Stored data

^^^^^^^^^^^^^^^^

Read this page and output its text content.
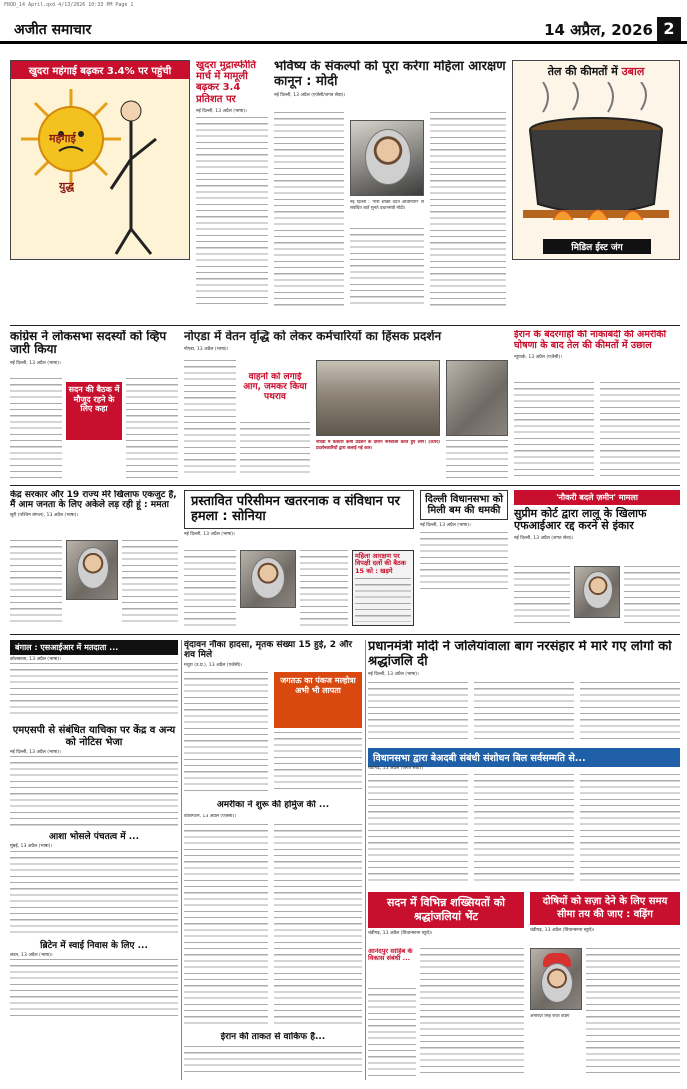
FROD_14 April.qxd 4/13/2026 10:33 PM Page 1
अजीत समाचार	14 अप्रैल, 2026 2
खुदरा महंगाई बढ़कर 3.4% पर पहुंची
महंगाई
युद्ध
खुदरा मुद्रास्फीति मार्च में मामूली बढ़कर 3.4 प्रतिशत पर
नई दिल्ली, 13 अप्रैल (भाषा)।
भविष्य के संकल्पों को पूरा करेगा महिला आरक्षण कानून : मोदी
नई दिल्ली, 13 अप्रैल (एजेंसी/जगत सेवा)।
नई दिल्ली : 'नारी शक्ति वंदन अधिनियम' से संबंधित बातें सुनते प्रधानमंत्री मोदी।
तेल की कीमतों में उबाल
मिडिल ईस्ट जंग
कांग्रेस ने लोकसभा सदस्यों को व्हिप जारी किया
नई दिल्ली, 13 अप्रैल (भाषा)।
सदन की बैठक में मौजूद रहने के लिए कहा
नोएडा में वेतन वृद्धि को लेकर कर्मचारियों का हिंसक प्रदर्शन
नोएडा, 13 अप्रैल (भाषा)।
वाहनों को लगाई आग, जमकर किया पथराव
नोएडा में फैक्टरी कर्मी प्रदर्शन के दौरान नारेबाजी करते हुए लोग। (ऊपर) प्रदर्शनकारियों द्वारा जलाई गई कार।
ईरान के बंदरगाहों की नाकाबंदी की अमरीकी घोषणा के बाद तेल की कीमतों में उछाल
न्यूयार्क, 13 अप्रैल (एजेंसी)।
केंद्र सरकार और 19 राज्य मेरे खिलाफ एकजुट हैं, मैं आम जनता के लिए अकेले लड़ रही हूं : ममता
सूरी (पश्चिम बंगाल), 13 अप्रैल (भाषा)।
प्रस्तावित परिसीमन खतरनाक व संविधान पर हमला : सोनिया
नई दिल्ली, 13 अप्रैल (भाषा)।
महिला आरक्षण पर विपक्षी दलों की बैठक 15 को : खड़गे
दिल्ली विधानसभा को मिली बम की धमकी
नई दिल्ली, 13 अप्रैल (भाषा)।
'नौकरी बदले ज़मीन' मामला
सुप्रीम कोर्ट द्वारा लालू के खिलाफ एफआईआर रद्द करने से इंकार
नई दिल्ली, 13 अप्रैल (जगत सेवा)।
बंगाल : एसआईआर में मतदाता ...
कोलकाता, 13 अप्रैल (भाषा)।
एमएसपी से संबंधित याचिका पर केंद्र व अन्य को नोटिस भेजा
नई दिल्ली, 13 अप्रैल (भाषा)।
आशा भोसले पंचतत्व में ...
मुंबई, 13 अप्रैल (भाषा)।
ब्रिटेन में स्वाई निवास के लिए ...
लंदन, 13 अप्रैल (भाषा)।
वृंदावन नौका हादसा, मृतक संख्या 15 हुई, 2 और शव मिले
मथुरा (उ.प्र.), 13 अप्रैल (एजेंसी)।
जगतऊ का पंकज मल्होत्रा अभी भी लापता
अमरीका ने शुरू की होर्मुज की ...
वाशिंगटन, 13 अप्रैल (एजेंसी)।
ईरान की ताकत से वाकिफ है...
प्रधानमंत्री मोदी ने जलियांवाला बाग नरसंहार में मारे गए लोगों को श्रद्धांजलि दी
नई दिल्ली, 13 अप्रैल (भाषा)।
विधानसभा द्वारा बेअदबी संबंधी संशोधन बिल सर्वसम्मति से...
चंडीगढ़, 13 अप्रैल (जगत सेवा)।
सदन में विभिन्न शख्सियतों को श्रद्धांजलियां भेंट
चंडीगढ़, 13 अप्रैल (विधानसभा ब्यूरो)।
आनंदपुर साहिब के विकास संबंधी ...
दोषियों को सज़ा देने के लिए समय सीमा तय की जाए : वड़िंग
चंडीगढ़, 13 अप्रैल (विधानसभा ब्यूरो)।
अमरिंदर सिंह राजा वड़िंग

^^^^^^^^^^^^^^^^

# Goal:
Repeat the data exactly, excluding the pictures.

# Complete response:
Read this page and output its text content.
FROD_14 April.qxd 4/13/2026 10:33 PM Page 1
अजीत समाचार	14 अप्रैल, 2026 2
खुदरा महंगाई बढ़कर 3.4% पर पहुंची
महंगाई
युद्ध
खुदरा मुद्रास्फीति मार्च में मामूली बढ़कर 3.4 प्रतिशत पर
नई दिल्ली, 13 अप्रैल (भाषा)।
भविष्य के संकल्पों को पूरा करेगा महिला आरक्षण कानून : मोदी
नई दिल्ली, 13 अप्रैल (एजेंसी/जगत सेवा)।
नई दिल्ली : 'नारी शक्ति वंदन अधिनियम' से संबंधित बातें सुनते प्रधानमंत्री मोदी।
तेल की कीमतों में उबाल
मिडिल ईस्ट जंग
कांग्रेस ने लोकसभा सदस्यों को व्हिप जारी किया
नई दिल्ली, 13 अप्रैल (भाषा)।
सदन की बैठक में मौजूद रहने के लिए कहा
नोएडा में वेतन वृद्धि को लेकर कर्मचारियों का हिंसक प्रदर्शन
नोएडा, 13 अप्रैल (भाषा)।
वाहनों को लगाई आग, जमकर किया पथराव
नोएडा में फैक्टरी कर्मी प्रदर्शन के दौरान नारेबाजी करते हुए लोग। (ऊपर) प्रदर्शनकारियों द्वारा जलाई गई कार।
ईरान के बंदरगाहों की नाकाबंदी की अमरीकी घोषणा के बाद तेल की कीमतों में उछाल
न्यूयार्क, 13 अप्रैल (एजेंसी)।
केंद्र सरकार और 19 राज्य मेरे खिलाफ एकजुट हैं, मैं आम जनता के लिए अकेले लड़ रही हूं : ममता
सूरी (पश्चिम बंगाल), 13 अप्रैल (भाषा)।
प्रस्तावित परिसीमन खतरनाक व संविधान पर हमला : सोनिया
नई दिल्ली, 13 अप्रैल (भाषा)।
महिला आरक्षण पर विपक्षी दलों की बैठक 15 को : खड़गे
दिल्ली विधानसभा को मिली बम की धमकी
नई दिल्ली, 13 अप्रैल (भाषा)।
'नौकरी बदले ज़मीन' मामला
सुप्रीम कोर्ट द्वारा लालू के खिलाफ एफआईआर रद्द करने से इंकार
नई दिल्ली, 13 अप्रैल (जगत सेवा)।
बंगाल : एसआईआर में मतदाता ...
कोलकाता, 13 अप्रैल (भाषा)।
एमएसपी से संबंधित याचिका पर केंद्र व अन्य को नोटिस भेजा
नई दिल्ली, 13 अप्रैल (भाषा)।
आशा भोसले पंचतत्व में ...
मुंबई, 13 अप्रैल (भाषा)।
ब्रिटेन में स्वाई निवास के लिए ...
लंदन, 13 अप्रैल (भाषा)।
वृंदावन नौका हादसा, मृतक संख्या 15 हुई, 2 और शव मिले
मथुरा (उ.प्र.), 13 अप्रैल (एजेंसी)।
जगतऊ का पंकज मल्होत्रा अभी भी लापता
अमरीका ने शुरू की होर्मुज की ...
वाशिंगटन, 13 अप्रैल (एजेंसी)।
ईरान की ताकत से वाकिफ है...
प्रधानमंत्री मोदी ने जलियांवाला बाग नरसंहार में मारे गए लोगों को श्रद्धांजलि दी
नई दिल्ली, 13 अप्रैल (भाषा)।
विधानसभा द्वारा बेअदबी संबंधी संशोधन बिल सर्वसम्मति से...
चंडीगढ़, 13 अप्रैल (जगत सेवा)।
सदन में विभिन्न शख्सियतों को श्रद्धांजलियां भेंट
चंडीगढ़, 13 अप्रैल (विधानसभा ब्यूरो)।
आनंदपुर साहिब के विकास संबंधी ...
दोषियों को सज़ा देने के लिए समय सीमा तय की जाए : वड़िंग
चंडीगढ़, 13 अप्रैल (विधानसभा ब्यूरो)।
अमरिंदर सिंह राजा वड़िंग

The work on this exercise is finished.